Omit every picture and write out the rest of the records exactly.

(begin)

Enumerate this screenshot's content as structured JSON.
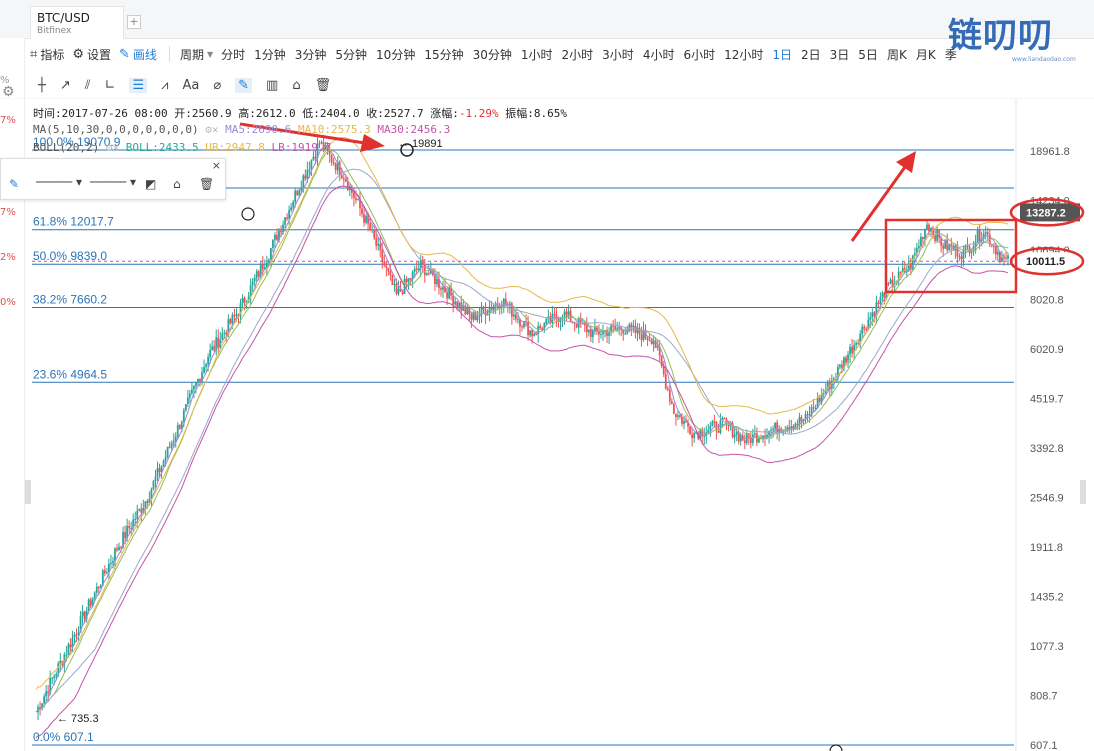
{
  "tab": {
    "symbol": "BTC/USD",
    "exchange": "Bitfinex",
    "add_label": "+"
  },
  "logo": {
    "text": "链叨叨",
    "url": "www.liandaodao.com"
  },
  "toolbar": {
    "indicator_label": "指标",
    "settings_label": "设置",
    "draw_label": "画线",
    "period_label": "周期",
    "periods": [
      "分时",
      "1分钟",
      "3分钟",
      "5分钟",
      "10分钟",
      "15分钟",
      "30分钟",
      "1小时",
      "2小时",
      "3小时",
      "4小时",
      "6小时",
      "12小时",
      "1日",
      "2日",
      "3日",
      "5日",
      "周K",
      "月K",
      "季"
    ],
    "selected_period": "1日"
  },
  "draw_tools": [
    "┼",
    "↗",
    "⫽",
    "∟",
    "☰",
    "⩘",
    "Aa",
    "⌀",
    "✎",
    "▥",
    "⌂",
    "🗑"
  ],
  "left_pcts": [
    "7%",
    "%",
    "7%",
    "2%",
    "0%"
  ],
  "info": {
    "time_label": "时间:",
    "time": "2017-07-26 08:00",
    "open_label": "开:",
    "open": "2560.9",
    "high_label": "高:",
    "high": "2612.0",
    "low_label": "低:",
    "low": "2404.0",
    "close_label": "收:",
    "close": "2527.7",
    "change_label": "涨幅:",
    "change": "-1.29%",
    "amp_label": "振幅:",
    "amp": "8.65%"
  },
  "ma": {
    "label": "MA(5,10,30,0,0,0,0,0,0,0)",
    "ma5": "MA5:2690.6",
    "ma10": "MA10:2575.3",
    "ma30": "MA30:2456.3"
  },
  "boll": {
    "label": "BOLL(20,2)",
    "mid": "BOLL:2433.5",
    "ub": "UB:2947.8",
    "lb": "LB:1919.7"
  },
  "colors": {
    "ma5": "#9b8ad8",
    "ma10": "#e8b84a",
    "ma30": "#c453a8",
    "up": "#26a69a",
    "down": "#ef5350",
    "fib": "#1f7cd1",
    "annot": "#e0312f"
  },
  "chart_data": {
    "type": "candlestick",
    "y_scale": "log",
    "ylim": [
      600,
      24000
    ],
    "y_ticks": [
      "18961.8",
      "14234.0",
      "10694.0",
      "8020.8",
      "6020.9",
      "4519.7",
      "3392.8",
      "2546.9",
      "1911.8",
      "1435.2",
      "1077.3",
      "808.7",
      "607.1"
    ],
    "y_tick_values": [
      18961.8,
      14234.0,
      10694.0,
      8020.8,
      6020.9,
      4519.7,
      3392.8,
      2546.9,
      1911.8,
      1435.2,
      1077.3,
      808.7,
      607.1
    ],
    "fibonacci": [
      {
        "label": "100.0% 19070.9",
        "value": 19070.9
      },
      {
        "label": "",
        "value": 15300
      },
      {
        "label": "61.8% 12017.7",
        "value": 12017.7
      },
      {
        "label": "50.0% 9839.0",
        "value": 9839.0
      },
      {
        "label": "38.2% 7660.2",
        "value": 7660.2
      },
      {
        "label": "23.6% 4964.5",
        "value": 4964.5
      },
      {
        "label": "0.0% 607.1",
        "value": 607.1
      }
    ],
    "price_labels": {
      "current": "13287.2",
      "current_value": 13287.2,
      "second": "10011.5",
      "second_value": 10011.5
    },
    "annotations": {
      "high": "19891",
      "high_value": 19891,
      "low": "735.3",
      "low_value": 735.3
    },
    "trend_keypoints": [
      [
        0,
        735
      ],
      [
        20,
        1180
      ],
      [
        40,
        1900
      ],
      [
        55,
        2550
      ],
      [
        70,
        3800
      ],
      [
        85,
        5800
      ],
      [
        100,
        7500
      ],
      [
        115,
        10500
      ],
      [
        130,
        15500
      ],
      [
        140,
        19891
      ],
      [
        152,
        16500
      ],
      [
        165,
        12000
      ],
      [
        178,
        8200
      ],
      [
        190,
        9800
      ],
      [
        205,
        8200
      ],
      [
        215,
        7200
      ],
      [
        230,
        8000
      ],
      [
        245,
        6600
      ],
      [
        260,
        7400
      ],
      [
        275,
        6600
      ],
      [
        290,
        6800
      ],
      [
        305,
        6400
      ],
      [
        315,
        4200
      ],
      [
        325,
        3700
      ],
      [
        340,
        3900
      ],
      [
        350,
        3550
      ],
      [
        365,
        3800
      ],
      [
        380,
        4000
      ],
      [
        395,
        5200
      ],
      [
        410,
        7000
      ],
      [
        420,
        8500
      ],
      [
        432,
        9800
      ],
      [
        440,
        12500
      ],
      [
        448,
        11000
      ],
      [
        458,
        10500
      ],
      [
        468,
        12000
      ],
      [
        478,
        10000
      ]
    ]
  }
}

(end)

_COMPLETED TASK_.
Enumerate this screenshot's content as structured JSON.
{
  "tab": {
    "symbol": "BTC/USD",
    "exchange": "Bitfinex",
    "add_label": "+"
  },
  "logo": {
    "text": "链叨叨",
    "url": "www.liandaodao.com"
  },
  "toolbar": {
    "indicator_label": "指标",
    "settings_label": "设置",
    "draw_label": "画线",
    "period_label": "周期",
    "periods": [
      "分时",
      "1分钟",
      "3分钟",
      "5分钟",
      "10分钟",
      "15分钟",
      "30分钟",
      "1小时",
      "2小时",
      "3小时",
      "4小时",
      "6小时",
      "12小时",
      "1日",
      "2日",
      "3日",
      "5日",
      "周K",
      "月K",
      "季"
    ],
    "selected_period": "1日"
  },
  "draw_tools": [
    "┼",
    "↗",
    "⫽",
    "∟",
    "☰",
    "⩘",
    "Aa",
    "⌀",
    "✎",
    "▥",
    "⌂",
    "🗑"
  ],
  "left_pcts": [
    "7%",
    "%",
    "7%",
    "2%",
    "0%"
  ],
  "info": {
    "time_label": "时间:",
    "time": "2017-07-26 08:00",
    "open_label": "开:",
    "open": "2560.9",
    "high_label": "高:",
    "high": "2612.0",
    "low_label": "低:",
    "low": "2404.0",
    "close_label": "收:",
    "close": "2527.7",
    "change_label": "涨幅:",
    "change": "-1.29%",
    "amp_label": "振幅:",
    "amp": "8.65%"
  },
  "ma": {
    "label": "MA(5,10,30,0,0,0,0,0,0,0)",
    "ma5": "MA5:2690.6",
    "ma10": "MA10:2575.3",
    "ma30": "MA30:2456.3"
  },
  "boll": {
    "label": "BOLL(20,2)",
    "mid": "BOLL:2433.5",
    "ub": "UB:2947.8",
    "lb": "LB:1919.7"
  },
  "colors": {
    "ma5": "#9b8ad8",
    "ma10": "#e8b84a",
    "ma30": "#c453a8",
    "up": "#26a69a",
    "down": "#ef5350",
    "fib": "#1f7cd1",
    "annot": "#e0312f"
  },
  "chart_data": {
    "type": "candlestick",
    "y_scale": "log",
    "ylim": [
      600,
      24000
    ],
    "y_ticks": [
      "18961.8",
      "14234.0",
      "10694.0",
      "8020.8",
      "6020.9",
      "4519.7",
      "3392.8",
      "2546.9",
      "1911.8",
      "1435.2",
      "1077.3",
      "808.7",
      "607.1"
    ],
    "y_tick_values": [
      18961.8,
      14234.0,
      10694.0,
      8020.8,
      6020.9,
      4519.7,
      3392.8,
      2546.9,
      1911.8,
      1435.2,
      1077.3,
      808.7,
      607.1
    ],
    "fibonacci": [
      {
        "label": "100.0% 19070.9",
        "value": 19070.9
      },
      {
        "label": "",
        "value": 15300
      },
      {
        "label": "61.8% 12017.7",
        "value": 12017.7
      },
      {
        "label": "50.0% 9839.0",
        "value": 9839.0
      },
      {
        "label": "38.2% 7660.2",
        "value": 7660.2
      },
      {
        "label": "23.6% 4964.5",
        "value": 4964.5
      },
      {
        "label": "0.0% 607.1",
        "value": 607.1
      }
    ],
    "price_labels": {
      "current": "13287.2",
      "current_value": 13287.2,
      "second": "10011.5",
      "second_value": 10011.5
    },
    "annotations": {
      "high": "19891",
      "high_value": 19891,
      "low": "735.3",
      "low_value": 735.3
    },
    "trend_keypoints": [
      [
        0,
        735
      ],
      [
        20,
        1180
      ],
      [
        40,
        1900
      ],
      [
        55,
        2550
      ],
      [
        70,
        3800
      ],
      [
        85,
        5800
      ],
      [
        100,
        7500
      ],
      [
        115,
        10500
      ],
      [
        130,
        15500
      ],
      [
        140,
        19891
      ],
      [
        152,
        16500
      ],
      [
        165,
        12000
      ],
      [
        178,
        8200
      ],
      [
        190,
        9800
      ],
      [
        205,
        8200
      ],
      [
        215,
        7200
      ],
      [
        230,
        8000
      ],
      [
        245,
        6600
      ],
      [
        260,
        7400
      ],
      [
        275,
        6600
      ],
      [
        290,
        6800
      ],
      [
        305,
        6400
      ],
      [
        315,
        4200
      ],
      [
        325,
        3700
      ],
      [
        340,
        3900
      ],
      [
        350,
        3550
      ],
      [
        365,
        3800
      ],
      [
        380,
        4000
      ],
      [
        395,
        5200
      ],
      [
        410,
        7000
      ],
      [
        420,
        8500
      ],
      [
        432,
        9800
      ],
      [
        440,
        12500
      ],
      [
        448,
        11000
      ],
      [
        458,
        10500
      ],
      [
        468,
        12000
      ],
      [
        478,
        10000
      ]
    ]
  }
}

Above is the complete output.